WHAT IS NEEDED:
Nothing in the records may be left out or altered; reproduce them all exactly.
--
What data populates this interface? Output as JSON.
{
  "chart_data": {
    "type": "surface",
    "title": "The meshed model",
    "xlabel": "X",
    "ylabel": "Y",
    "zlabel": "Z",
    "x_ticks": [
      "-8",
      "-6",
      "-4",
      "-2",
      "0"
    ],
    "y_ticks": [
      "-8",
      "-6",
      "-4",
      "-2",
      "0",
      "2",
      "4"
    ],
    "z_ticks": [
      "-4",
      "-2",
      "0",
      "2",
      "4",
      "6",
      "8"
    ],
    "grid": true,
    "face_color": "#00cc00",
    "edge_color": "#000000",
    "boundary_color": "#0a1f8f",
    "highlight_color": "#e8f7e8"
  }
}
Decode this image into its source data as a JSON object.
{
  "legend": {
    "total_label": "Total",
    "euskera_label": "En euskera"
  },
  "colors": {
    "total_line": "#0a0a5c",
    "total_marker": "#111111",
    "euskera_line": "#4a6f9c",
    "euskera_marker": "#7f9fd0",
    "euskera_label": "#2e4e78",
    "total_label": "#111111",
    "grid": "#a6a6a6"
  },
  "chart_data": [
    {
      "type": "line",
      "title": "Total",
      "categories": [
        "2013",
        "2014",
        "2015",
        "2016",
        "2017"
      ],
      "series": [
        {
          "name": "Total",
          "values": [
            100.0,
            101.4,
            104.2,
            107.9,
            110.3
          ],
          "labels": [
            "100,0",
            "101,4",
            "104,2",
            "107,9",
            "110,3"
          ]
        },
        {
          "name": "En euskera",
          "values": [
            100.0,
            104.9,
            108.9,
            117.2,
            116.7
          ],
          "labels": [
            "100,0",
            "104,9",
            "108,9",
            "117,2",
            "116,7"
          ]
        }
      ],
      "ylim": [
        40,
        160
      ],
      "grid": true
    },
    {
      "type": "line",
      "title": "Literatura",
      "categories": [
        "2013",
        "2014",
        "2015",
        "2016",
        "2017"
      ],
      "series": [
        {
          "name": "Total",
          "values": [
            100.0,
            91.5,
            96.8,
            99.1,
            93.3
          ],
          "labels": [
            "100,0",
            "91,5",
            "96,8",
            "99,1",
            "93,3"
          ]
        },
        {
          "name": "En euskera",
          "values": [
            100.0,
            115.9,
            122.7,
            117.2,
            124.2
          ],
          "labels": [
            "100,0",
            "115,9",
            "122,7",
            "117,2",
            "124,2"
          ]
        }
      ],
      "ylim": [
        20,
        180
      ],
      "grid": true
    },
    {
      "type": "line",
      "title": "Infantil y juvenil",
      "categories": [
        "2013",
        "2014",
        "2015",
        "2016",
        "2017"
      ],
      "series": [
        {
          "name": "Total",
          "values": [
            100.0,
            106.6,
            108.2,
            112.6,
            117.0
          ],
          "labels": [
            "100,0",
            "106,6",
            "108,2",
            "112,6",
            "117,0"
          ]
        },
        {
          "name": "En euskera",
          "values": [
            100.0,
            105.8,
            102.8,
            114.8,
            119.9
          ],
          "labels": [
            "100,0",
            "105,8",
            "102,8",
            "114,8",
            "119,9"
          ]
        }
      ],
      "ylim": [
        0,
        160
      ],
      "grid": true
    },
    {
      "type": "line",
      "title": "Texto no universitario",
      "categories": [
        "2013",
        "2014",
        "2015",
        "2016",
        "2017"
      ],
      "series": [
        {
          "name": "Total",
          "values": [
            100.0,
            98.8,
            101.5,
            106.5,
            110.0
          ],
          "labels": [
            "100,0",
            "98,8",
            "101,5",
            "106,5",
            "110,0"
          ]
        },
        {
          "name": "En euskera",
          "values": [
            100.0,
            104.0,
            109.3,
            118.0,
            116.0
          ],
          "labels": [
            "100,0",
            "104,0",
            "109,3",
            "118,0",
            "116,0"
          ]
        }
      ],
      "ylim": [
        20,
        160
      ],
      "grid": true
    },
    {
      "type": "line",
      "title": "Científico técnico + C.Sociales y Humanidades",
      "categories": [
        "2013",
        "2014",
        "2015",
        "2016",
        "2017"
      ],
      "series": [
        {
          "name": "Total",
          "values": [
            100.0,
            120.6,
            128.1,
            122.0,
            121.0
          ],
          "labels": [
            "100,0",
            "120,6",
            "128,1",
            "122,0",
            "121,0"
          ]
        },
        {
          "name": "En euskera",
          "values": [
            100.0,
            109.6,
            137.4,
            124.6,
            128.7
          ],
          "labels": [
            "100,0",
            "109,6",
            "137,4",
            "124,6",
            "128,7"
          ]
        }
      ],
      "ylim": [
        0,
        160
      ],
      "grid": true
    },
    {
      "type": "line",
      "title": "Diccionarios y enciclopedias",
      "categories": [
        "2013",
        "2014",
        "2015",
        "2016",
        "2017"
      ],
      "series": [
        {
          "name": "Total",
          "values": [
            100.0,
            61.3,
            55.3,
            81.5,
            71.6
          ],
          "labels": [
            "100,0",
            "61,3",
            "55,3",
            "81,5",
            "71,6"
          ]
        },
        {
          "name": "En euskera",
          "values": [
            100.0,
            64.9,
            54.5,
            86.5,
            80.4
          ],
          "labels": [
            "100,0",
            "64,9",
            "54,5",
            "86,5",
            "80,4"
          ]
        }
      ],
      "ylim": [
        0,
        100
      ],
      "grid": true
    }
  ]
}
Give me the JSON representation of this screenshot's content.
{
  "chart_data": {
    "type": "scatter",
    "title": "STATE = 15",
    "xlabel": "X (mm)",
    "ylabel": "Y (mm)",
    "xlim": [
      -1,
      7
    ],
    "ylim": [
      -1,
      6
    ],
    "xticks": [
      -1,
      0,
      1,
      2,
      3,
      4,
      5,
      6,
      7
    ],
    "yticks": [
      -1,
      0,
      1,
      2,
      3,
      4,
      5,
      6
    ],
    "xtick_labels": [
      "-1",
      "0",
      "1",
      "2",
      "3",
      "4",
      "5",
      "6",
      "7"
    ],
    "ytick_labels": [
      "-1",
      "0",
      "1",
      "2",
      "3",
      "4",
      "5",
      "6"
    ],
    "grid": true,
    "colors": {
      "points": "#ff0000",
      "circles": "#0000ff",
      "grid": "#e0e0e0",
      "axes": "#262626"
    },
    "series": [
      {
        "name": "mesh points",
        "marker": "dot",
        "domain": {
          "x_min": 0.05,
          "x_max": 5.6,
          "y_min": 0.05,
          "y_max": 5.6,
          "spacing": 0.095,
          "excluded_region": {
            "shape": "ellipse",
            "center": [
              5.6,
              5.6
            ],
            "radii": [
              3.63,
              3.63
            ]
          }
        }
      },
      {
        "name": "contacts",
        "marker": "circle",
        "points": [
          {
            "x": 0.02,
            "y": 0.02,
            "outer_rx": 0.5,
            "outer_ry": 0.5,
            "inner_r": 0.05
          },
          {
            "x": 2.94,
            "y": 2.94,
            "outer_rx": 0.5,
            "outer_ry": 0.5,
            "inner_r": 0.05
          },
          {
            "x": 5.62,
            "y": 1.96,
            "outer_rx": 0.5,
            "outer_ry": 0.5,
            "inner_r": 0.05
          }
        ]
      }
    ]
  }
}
--
COMPLETED TASK:
What data populates this interface? Output as JSON.
{
  "chart_data": {
    "type": "surface",
    "title": "The meshed model",
    "xlabel": "X",
    "ylabel": "Y",
    "zlabel": "Z",
    "x_ticks": [
      "-8",
      "-6",
      "-4",
      "-2",
      "0"
    ],
    "y_ticks": [
      "-8",
      "-6",
      "-4",
      "-2",
      "0",
      "2",
      "4"
    ],
    "z_ticks": [
      "-4",
      "-2",
      "0",
      "2",
      "4",
      "6",
      "8"
    ],
    "grid": true,
    "face_color": "#00cc00",
    "edge_color": "#000000",
    "boundary_color": "#0a1f8f",
    "highlight_color": "#e8f7e8"
  }
}
Decode this image into its source data as a JSON object.
{
  "legend": {
    "total_label": "Total",
    "euskera_label": "En euskera"
  },
  "colors": {
    "total_line": "#0a0a5c",
    "total_marker": "#111111",
    "euskera_line": "#4a6f9c",
    "euskera_marker": "#7f9fd0",
    "euskera_label": "#2e4e78",
    "total_label": "#111111",
    "grid": "#a6a6a6"
  },
  "chart_data": [
    {
      "type": "line",
      "title": "Total",
      "categories": [
        "2013",
        "2014",
        "2015",
        "2016",
        "2017"
      ],
      "series": [
        {
          "name": "Total",
          "values": [
            100.0,
            101.4,
            104.2,
            107.9,
            110.3
          ],
          "labels": [
            "100,0",
            "101,4",
            "104,2",
            "107,9",
            "110,3"
          ]
        },
        {
          "name": "En euskera",
          "values": [
            100.0,
            104.9,
            108.9,
            117.2,
            116.7
          ],
          "labels": [
            "100,0",
            "104,9",
            "108,9",
            "117,2",
            "116,7"
          ]
        }
      ],
      "ylim": [
        40,
        160
      ],
      "grid": true
    },
    {
      "type": "line",
      "title": "Literatura",
      "categories": [
        "2013",
        "2014",
        "2015",
        "2016",
        "2017"
      ],
      "series": [
        {
          "name": "Total",
          "values": [
            100.0,
            91.5,
            96.8,
            99.1,
            93.3
          ],
          "labels": [
            "100,0",
            "91,5",
            "96,8",
            "99,1",
            "93,3"
          ]
        },
        {
          "name": "En euskera",
          "values": [
            100.0,
            115.9,
            122.7,
            117.2,
            124.2
          ],
          "labels": [
            "100,0",
            "115,9",
            "122,7",
            "117,2",
            "124,2"
          ]
        }
      ],
      "ylim": [
        20,
        180
      ],
      "grid": true
    },
    {
      "type": "line",
      "title": "Infantil y juvenil",
      "categories": [
        "2013",
        "2014",
        "2015",
        "2016",
        "2017"
      ],
      "series": [
        {
          "name": "Total",
          "values": [
            100.0,
            106.6,
            108.2,
            112.6,
            117.0
          ],
          "labels": [
            "100,0",
            "106,6",
            "108,2",
            "112,6",
            "117,0"
          ]
        },
        {
          "name": "En euskera",
          "values": [
            100.0,
            105.8,
            102.8,
            114.8,
            119.9
          ],
          "labels": [
            "100,0",
            "105,8",
            "102,8",
            "114,8",
            "119,9"
          ]
        }
      ],
      "ylim": [
        0,
        160
      ],
      "grid": true
    },
    {
      "type": "line",
      "title": "Texto no universitario",
      "categories": [
        "2013",
        "2014",
        "2015",
        "2016",
        "2017"
      ],
      "series": [
        {
          "name": "Total",
          "values": [
            100.0,
            98.8,
            101.5,
            106.5,
            110.0
          ],
          "labels": [
            "100,0",
            "98,8",
            "101,5",
            "106,5",
            "110,0"
          ]
        },
        {
          "name": "En euskera",
          "values": [
            100.0,
            104.0,
            109.3,
            118.0,
            116.0
          ],
          "labels": [
            "100,0",
            "104,0",
            "109,3",
            "118,0",
            "116,0"
          ]
        }
      ],
      "ylim": [
        20,
        160
      ],
      "grid": true
    },
    {
      "type": "line",
      "title": "Científico técnico + C.Sociales y Humanidades",
      "categories": [
        "2013",
        "2014",
        "2015",
        "2016",
        "2017"
      ],
      "series": [
        {
          "name": "Total",
          "values": [
            100.0,
            120.6,
            128.1,
            122.0,
            121.0
          ],
          "labels": [
            "100,0",
            "120,6",
            "128,1",
            "122,0",
            "121,0"
          ]
        },
        {
          "name": "En euskera",
          "values": [
            100.0,
            109.6,
            137.4,
            124.6,
            128.7
          ],
          "labels": [
            "100,0",
            "109,6",
            "137,4",
            "124,6",
            "128,7"
          ]
        }
      ],
      "ylim": [
        0,
        160
      ],
      "grid": true
    },
    {
      "type": "line",
      "title": "Diccionarios y enciclopedias",
      "categories": [
        "2013",
        "2014",
        "2015",
        "2016",
        "2017"
      ],
      "series": [
        {
          "name": "Total",
          "values": [
            100.0,
            61.3,
            55.3,
            81.5,
            71.6
          ],
          "labels": [
            "100,0",
            "61,3",
            "55,3",
            "81,5",
            "71,6"
          ]
        },
        {
          "name": "En euskera",
          "values": [
            100.0,
            64.9,
            54.5,
            86.5,
            80.4
          ],
          "labels": [
            "100,0",
            "64,9",
            "54,5",
            "86,5",
            "80,4"
          ]
        }
      ],
      "ylim": [
        0,
        100
      ],
      "grid": true
    }
  ]
}
Give me the JSON representation of this screenshot's content.
{
  "chart_data": {
    "type": "scatter",
    "title": "STATE = 15",
    "xlabel": "X (mm)",
    "ylabel": "Y (mm)",
    "xlim": [
      -1,
      7
    ],
    "ylim": [
      -1,
      6
    ],
    "xticks": [
      -1,
      0,
      1,
      2,
      3,
      4,
      5,
      6,
      7
    ],
    "yticks": [
      -1,
      0,
      1,
      2,
      3,
      4,
      5,
      6
    ],
    "xtick_labels": [
      "-1",
      "0",
      "1",
      "2",
      "3",
      "4",
      "5",
      "6",
      "7"
    ],
    "ytick_labels": [
      "-1",
      "0",
      "1",
      "2",
      "3",
      "4",
      "5",
      "6"
    ],
    "grid": true,
    "colors": {
      "points": "#ff0000",
      "circles": "#0000ff",
      "grid": "#e0e0e0",
      "axes": "#262626"
    },
    "series": [
      {
        "name": "mesh points",
        "marker": "dot",
        "domain": {
          "x_min": 0.05,
          "x_max": 5.6,
          "y_min": 0.05,
          "y_max": 5.6,
          "spacing": 0.095,
          "excluded_region": {
            "shape": "ellipse",
            "center": [
              5.6,
              5.6
            ],
            "radii": [
              3.63,
              3.63
            ]
          }
        }
      },
      {
        "name": "contacts",
        "marker": "circle",
        "points": [
          {
            "x": 0.02,
            "y": 0.02,
            "outer_rx": 0.5,
            "outer_ry": 0.5,
            "inner_r": 0.05
          },
          {
            "x": 2.94,
            "y": 2.94,
            "outer_rx": 0.5,
            "outer_ry": 0.5,
            "inner_r": 0.05
          },
          {
            "x": 5.62,
            "y": 1.96,
            "outer_rx": 0.5,
            "outer_ry": 0.5,
            "inner_r": 0.05
          }
        ]
      }
    ]
  }
}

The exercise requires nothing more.